Begin MATERIAL TO PROCESS

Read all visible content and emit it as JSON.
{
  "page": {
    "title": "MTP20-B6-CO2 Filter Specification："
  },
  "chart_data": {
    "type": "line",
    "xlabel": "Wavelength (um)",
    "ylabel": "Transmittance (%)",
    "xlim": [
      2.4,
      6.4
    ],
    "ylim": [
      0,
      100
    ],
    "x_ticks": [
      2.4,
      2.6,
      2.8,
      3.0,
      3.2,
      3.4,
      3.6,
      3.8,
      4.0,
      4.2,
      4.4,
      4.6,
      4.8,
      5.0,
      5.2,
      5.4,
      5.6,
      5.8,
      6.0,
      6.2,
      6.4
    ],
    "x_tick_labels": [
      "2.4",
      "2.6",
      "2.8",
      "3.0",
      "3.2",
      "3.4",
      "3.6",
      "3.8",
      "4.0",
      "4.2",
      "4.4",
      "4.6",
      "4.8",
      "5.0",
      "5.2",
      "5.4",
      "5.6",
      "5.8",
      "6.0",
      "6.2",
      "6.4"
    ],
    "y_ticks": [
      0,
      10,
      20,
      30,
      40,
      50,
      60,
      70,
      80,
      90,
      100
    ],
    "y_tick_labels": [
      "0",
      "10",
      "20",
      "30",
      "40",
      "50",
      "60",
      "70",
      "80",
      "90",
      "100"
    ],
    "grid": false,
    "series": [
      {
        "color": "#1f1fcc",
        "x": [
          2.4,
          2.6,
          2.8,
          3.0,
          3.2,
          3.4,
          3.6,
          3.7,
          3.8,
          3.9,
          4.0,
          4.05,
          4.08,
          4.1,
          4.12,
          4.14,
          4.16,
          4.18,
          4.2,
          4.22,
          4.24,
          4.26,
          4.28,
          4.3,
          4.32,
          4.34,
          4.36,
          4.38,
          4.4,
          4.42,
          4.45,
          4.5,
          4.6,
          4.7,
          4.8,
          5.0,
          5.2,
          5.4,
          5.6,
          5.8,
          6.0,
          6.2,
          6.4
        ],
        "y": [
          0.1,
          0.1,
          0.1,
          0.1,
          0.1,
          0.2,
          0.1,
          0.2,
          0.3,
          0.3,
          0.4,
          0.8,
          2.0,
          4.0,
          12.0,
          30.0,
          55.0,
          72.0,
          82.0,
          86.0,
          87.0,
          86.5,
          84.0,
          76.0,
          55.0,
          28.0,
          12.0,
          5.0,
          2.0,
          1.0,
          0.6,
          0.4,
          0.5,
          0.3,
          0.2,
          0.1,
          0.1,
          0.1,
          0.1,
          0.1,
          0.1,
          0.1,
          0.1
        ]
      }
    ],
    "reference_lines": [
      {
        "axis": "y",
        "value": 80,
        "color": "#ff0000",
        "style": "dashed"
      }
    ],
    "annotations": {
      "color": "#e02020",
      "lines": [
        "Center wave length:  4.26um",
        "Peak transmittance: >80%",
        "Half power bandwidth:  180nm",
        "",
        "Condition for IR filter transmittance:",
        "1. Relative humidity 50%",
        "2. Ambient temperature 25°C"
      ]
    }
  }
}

End MATERIAL TO PROCESS

GOAL:
Produce an exact copy of the whole listing.

EXPECTED ANSWER:
Read all visible content and emit it as JSON.
{
  "page": {
    "title": "MTP20-B6-CO2 Filter Specification："
  },
  "chart_data": {
    "type": "line",
    "xlabel": "Wavelength (um)",
    "ylabel": "Transmittance (%)",
    "xlim": [
      2.4,
      6.4
    ],
    "ylim": [
      0,
      100
    ],
    "x_ticks": [
      2.4,
      2.6,
      2.8,
      3.0,
      3.2,
      3.4,
      3.6,
      3.8,
      4.0,
      4.2,
      4.4,
      4.6,
      4.8,
      5.0,
      5.2,
      5.4,
      5.6,
      5.8,
      6.0,
      6.2,
      6.4
    ],
    "x_tick_labels": [
      "2.4",
      "2.6",
      "2.8",
      "3.0",
      "3.2",
      "3.4",
      "3.6",
      "3.8",
      "4.0",
      "4.2",
      "4.4",
      "4.6",
      "4.8",
      "5.0",
      "5.2",
      "5.4",
      "5.6",
      "5.8",
      "6.0",
      "6.2",
      "6.4"
    ],
    "y_ticks": [
      0,
      10,
      20,
      30,
      40,
      50,
      60,
      70,
      80,
      90,
      100
    ],
    "y_tick_labels": [
      "0",
      "10",
      "20",
      "30",
      "40",
      "50",
      "60",
      "70",
      "80",
      "90",
      "100"
    ],
    "grid": false,
    "series": [
      {
        "color": "#1f1fcc",
        "x": [
          2.4,
          2.6,
          2.8,
          3.0,
          3.2,
          3.4,
          3.6,
          3.7,
          3.8,
          3.9,
          4.0,
          4.05,
          4.08,
          4.1,
          4.12,
          4.14,
          4.16,
          4.18,
          4.2,
          4.22,
          4.24,
          4.26,
          4.28,
          4.3,
          4.32,
          4.34,
          4.36,
          4.38,
          4.4,
          4.42,
          4.45,
          4.5,
          4.6,
          4.7,
          4.8,
          5.0,
          5.2,
          5.4,
          5.6,
          5.8,
          6.0,
          6.2,
          6.4
        ],
        "y": [
          0.1,
          0.1,
          0.1,
          0.1,
          0.1,
          0.2,
          0.1,
          0.2,
          0.3,
          0.3,
          0.4,
          0.8,
          2.0,
          4.0,
          12.0,
          30.0,
          55.0,
          72.0,
          82.0,
          86.0,
          87.0,
          86.5,
          84.0,
          76.0,
          55.0,
          28.0,
          12.0,
          5.0,
          2.0,
          1.0,
          0.6,
          0.4,
          0.5,
          0.3,
          0.2,
          0.1,
          0.1,
          0.1,
          0.1,
          0.1,
          0.1,
          0.1,
          0.1
        ]
      }
    ],
    "reference_lines": [
      {
        "axis": "y",
        "value": 80,
        "color": "#ff0000",
        "style": "dashed"
      }
    ],
    "annotations": {
      "color": "#e02020",
      "lines": [
        "Center wave length:  4.26um",
        "Peak transmittance: >80%",
        "Half power bandwidth:  180nm",
        "",
        "Condition for IR filter transmittance:",
        "1. Relative humidity 50%",
        "2. Ambient temperature 25°C"
      ]
    }
  }
}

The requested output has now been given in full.